WHAT IS NEEDED:
Please find all lines in the data that hold the string "labels" and copy them.

DATA ROWS:
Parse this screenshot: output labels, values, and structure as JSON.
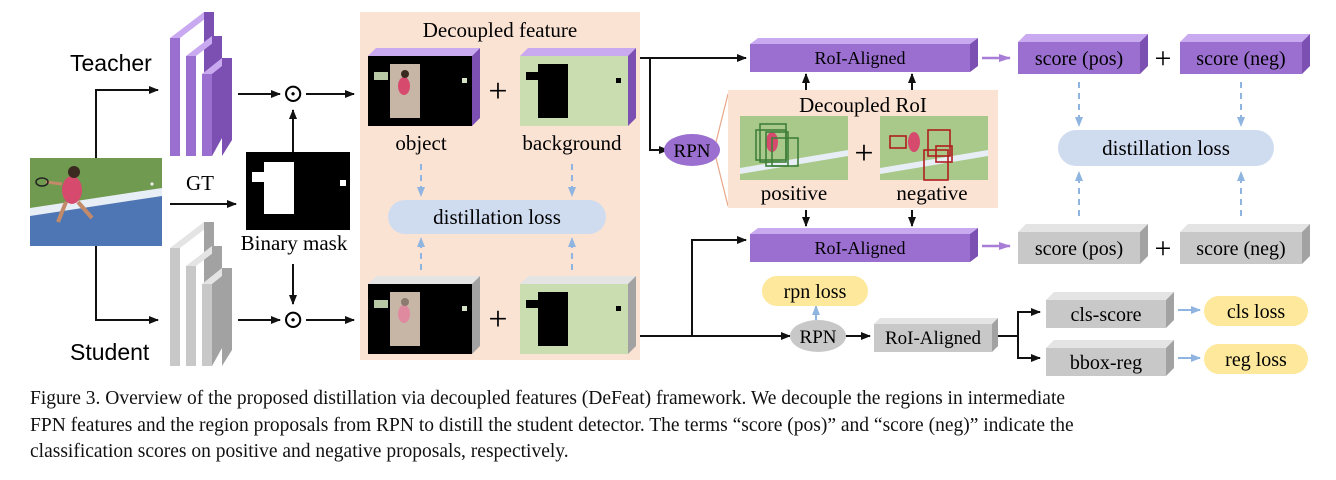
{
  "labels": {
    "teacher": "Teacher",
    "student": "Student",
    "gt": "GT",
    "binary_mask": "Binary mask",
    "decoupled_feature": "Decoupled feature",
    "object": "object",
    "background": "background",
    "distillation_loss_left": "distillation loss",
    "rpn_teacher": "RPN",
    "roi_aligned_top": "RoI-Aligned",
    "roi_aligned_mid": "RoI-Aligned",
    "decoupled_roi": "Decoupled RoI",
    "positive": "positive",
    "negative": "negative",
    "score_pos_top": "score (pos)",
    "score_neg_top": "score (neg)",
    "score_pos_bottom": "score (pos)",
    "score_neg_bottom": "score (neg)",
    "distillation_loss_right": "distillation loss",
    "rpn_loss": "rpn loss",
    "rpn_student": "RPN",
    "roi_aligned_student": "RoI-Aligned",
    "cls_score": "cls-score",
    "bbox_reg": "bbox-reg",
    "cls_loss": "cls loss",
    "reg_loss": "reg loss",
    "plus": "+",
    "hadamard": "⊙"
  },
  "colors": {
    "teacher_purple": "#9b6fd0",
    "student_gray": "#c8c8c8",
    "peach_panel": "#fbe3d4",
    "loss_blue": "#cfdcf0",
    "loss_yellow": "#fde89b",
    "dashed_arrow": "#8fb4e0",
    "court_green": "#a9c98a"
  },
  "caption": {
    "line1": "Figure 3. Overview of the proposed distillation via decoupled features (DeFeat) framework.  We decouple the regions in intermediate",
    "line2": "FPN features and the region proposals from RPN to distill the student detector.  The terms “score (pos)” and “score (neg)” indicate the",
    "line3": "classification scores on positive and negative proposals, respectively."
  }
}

---

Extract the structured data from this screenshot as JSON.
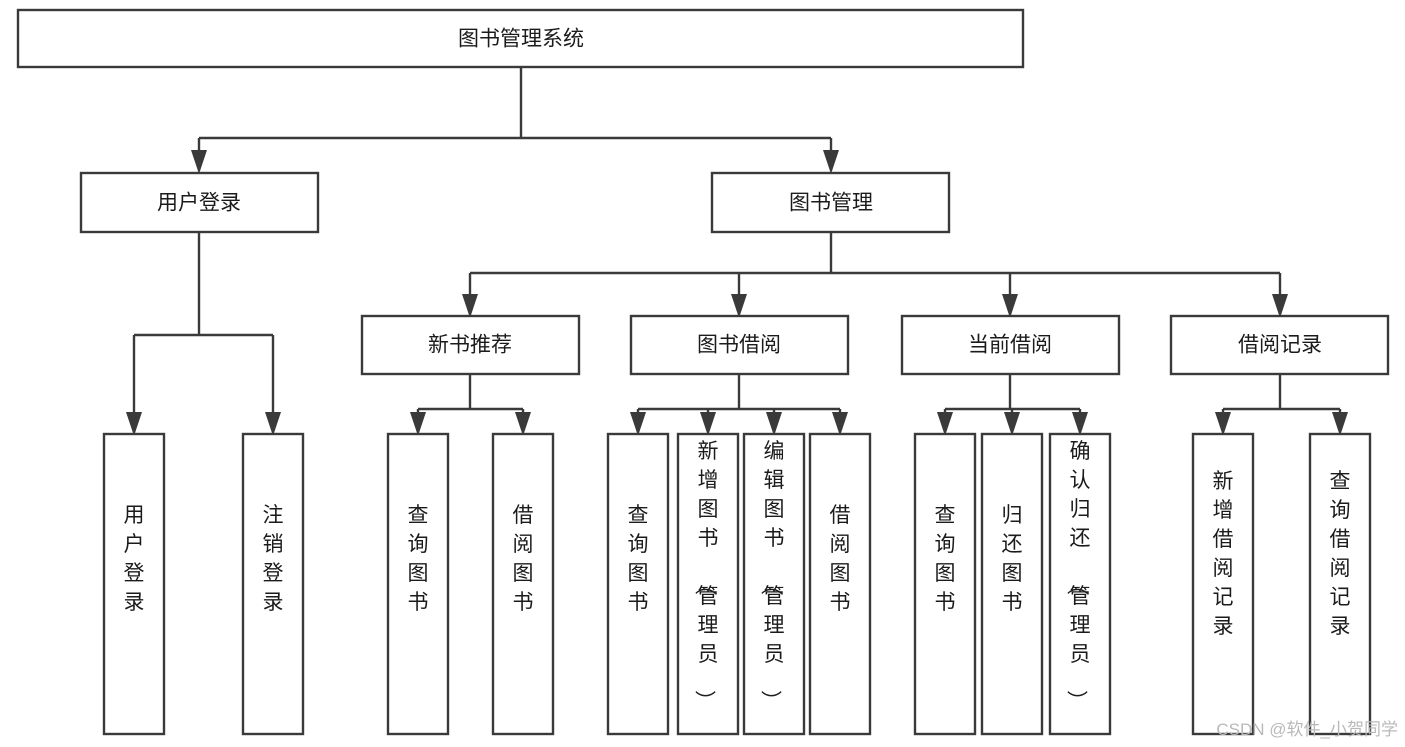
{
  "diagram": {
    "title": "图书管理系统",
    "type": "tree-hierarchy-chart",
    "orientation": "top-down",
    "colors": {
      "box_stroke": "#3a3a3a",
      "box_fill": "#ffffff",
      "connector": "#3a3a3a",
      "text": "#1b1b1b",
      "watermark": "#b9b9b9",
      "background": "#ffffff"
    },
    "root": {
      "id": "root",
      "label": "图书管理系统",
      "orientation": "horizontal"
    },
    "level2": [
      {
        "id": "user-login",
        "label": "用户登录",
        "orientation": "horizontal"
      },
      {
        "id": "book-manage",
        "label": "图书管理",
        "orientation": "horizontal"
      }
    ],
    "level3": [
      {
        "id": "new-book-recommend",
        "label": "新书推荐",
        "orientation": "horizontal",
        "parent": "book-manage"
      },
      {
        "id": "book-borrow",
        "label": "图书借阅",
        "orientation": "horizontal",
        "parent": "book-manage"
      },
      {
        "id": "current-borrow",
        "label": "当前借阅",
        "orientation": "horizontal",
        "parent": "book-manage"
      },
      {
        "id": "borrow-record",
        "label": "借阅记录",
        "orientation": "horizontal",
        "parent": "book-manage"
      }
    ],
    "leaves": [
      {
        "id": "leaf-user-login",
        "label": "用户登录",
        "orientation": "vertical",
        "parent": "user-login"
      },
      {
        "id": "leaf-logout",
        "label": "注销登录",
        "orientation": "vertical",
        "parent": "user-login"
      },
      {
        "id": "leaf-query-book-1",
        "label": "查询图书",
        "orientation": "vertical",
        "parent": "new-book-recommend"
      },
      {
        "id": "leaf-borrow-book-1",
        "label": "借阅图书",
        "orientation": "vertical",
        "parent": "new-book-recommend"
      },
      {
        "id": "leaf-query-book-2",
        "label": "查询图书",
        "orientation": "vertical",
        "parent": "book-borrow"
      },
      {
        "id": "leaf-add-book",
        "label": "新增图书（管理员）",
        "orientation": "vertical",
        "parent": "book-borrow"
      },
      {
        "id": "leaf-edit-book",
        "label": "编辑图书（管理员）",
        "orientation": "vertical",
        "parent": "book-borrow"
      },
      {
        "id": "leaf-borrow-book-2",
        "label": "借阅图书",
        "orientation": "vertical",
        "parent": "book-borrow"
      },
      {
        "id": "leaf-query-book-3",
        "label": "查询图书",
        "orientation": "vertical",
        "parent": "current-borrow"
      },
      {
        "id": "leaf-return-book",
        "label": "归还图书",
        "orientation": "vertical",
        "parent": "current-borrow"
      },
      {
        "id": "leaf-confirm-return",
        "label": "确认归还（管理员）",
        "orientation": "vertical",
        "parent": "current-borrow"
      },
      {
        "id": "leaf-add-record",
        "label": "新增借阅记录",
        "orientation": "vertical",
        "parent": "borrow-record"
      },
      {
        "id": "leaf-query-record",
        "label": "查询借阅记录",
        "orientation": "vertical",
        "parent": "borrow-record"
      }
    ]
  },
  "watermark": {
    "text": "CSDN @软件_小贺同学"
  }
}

WRITTEN RESPONSE:
Parse this screenshot: output labels, values, and structure as JSON.
  "labels": {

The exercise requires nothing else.